* [PROBLEM TO WORK ON]: Set down each record below precisely, skipping the pictures.

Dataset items
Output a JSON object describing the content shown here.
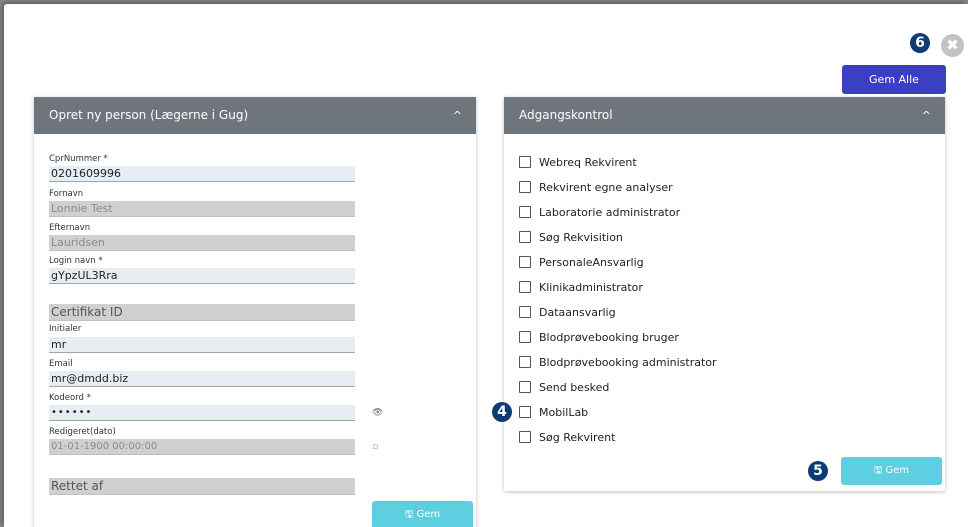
{
  "badges": {
    "b6": "6",
    "b4": "4",
    "b5": "5"
  },
  "close_icon": "✖",
  "gem_alle_label": "Gem Alle",
  "left_panel": {
    "title": "Opret ny person (Lægerne i Gug)",
    "chevron": "^",
    "fields": [
      {
        "label": "CprNummer *",
        "value": "0201609996",
        "disabled": false
      },
      {
        "label": "Fornavn",
        "value": "Lonnie Test",
        "disabled": true
      },
      {
        "label": "Efternavn",
        "value": "Lauridsen",
        "disabled": true
      },
      {
        "label": "Login navn *",
        "value": "gYpzUL3Rra",
        "disabled": false
      },
      {
        "label": "",
        "value": "Certifikat ID",
        "disabled": true
      },
      {
        "label": "Initialer",
        "value": "mr",
        "disabled": false
      },
      {
        "label": "Email",
        "value": "mr@dmdd.biz",
        "disabled": false
      },
      {
        "label": "Kodeord *",
        "value": "••••••",
        "disabled": false
      },
      {
        "label": "Redigeret(dato)",
        "value": "01-01-1900 00:00:00",
        "disabled": true
      },
      {
        "label": "",
        "value": "Rettet af",
        "disabled": true
      }
    ],
    "eye_icon": "👁",
    "calendar_icon": "▫",
    "save_label": "🖫 Gem"
  },
  "right_panel": {
    "title": "Adgangskontrol",
    "chevron": "^",
    "options": [
      "Webreq Rekvirent",
      "Rekvirent egne analyser",
      "Laboratorie administrator",
      "Søg Rekvisition",
      "PersonaleAnsvarlig",
      "Klinikadministrator",
      "Dataansvarlig",
      "Blodprøvebooking bruger",
      "Blodprøvebooking administrator",
      "Send besked",
      "MobilLab",
      "Søg Rekvirent"
    ],
    "save_label": "🖫 Gem"
  }
}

* [EXERCISE ANSWER]:
Output a JSON object describing the content shown here.
{
  "badges": {
    "b6": "6",
    "b4": "4",
    "b5": "5"
  },
  "close_icon": "✖",
  "gem_alle_label": "Gem Alle",
  "left_panel": {
    "title": "Opret ny person (Lægerne i Gug)",
    "chevron": "^",
    "fields": [
      {
        "label": "CprNummer *",
        "value": "0201609996",
        "disabled": false
      },
      {
        "label": "Fornavn",
        "value": "Lonnie Test",
        "disabled": true
      },
      {
        "label": "Efternavn",
        "value": "Lauridsen",
        "disabled": true
      },
      {
        "label": "Login navn *",
        "value": "gYpzUL3Rra",
        "disabled": false
      },
      {
        "label": "",
        "value": "Certifikat ID",
        "disabled": true
      },
      {
        "label": "Initialer",
        "value": "mr",
        "disabled": false
      },
      {
        "label": "Email",
        "value": "mr@dmdd.biz",
        "disabled": false
      },
      {
        "label": "Kodeord *",
        "value": "••••••",
        "disabled": false
      },
      {
        "label": "Redigeret(dato)",
        "value": "01-01-1900 00:00:00",
        "disabled": true
      },
      {
        "label": "",
        "value": "Rettet af",
        "disabled": true
      }
    ],
    "eye_icon": "👁",
    "calendar_icon": "▫",
    "save_label": "🖫 Gem"
  },
  "right_panel": {
    "title": "Adgangskontrol",
    "chevron": "^",
    "options": [
      "Webreq Rekvirent",
      "Rekvirent egne analyser",
      "Laboratorie administrator",
      "Søg Rekvisition",
      "PersonaleAnsvarlig",
      "Klinikadministrator",
      "Dataansvarlig",
      "Blodprøvebooking bruger",
      "Blodprøvebooking administrator",
      "Send besked",
      "MobilLab",
      "Søg Rekvirent"
    ],
    "save_label": "🖫 Gem"
  }
}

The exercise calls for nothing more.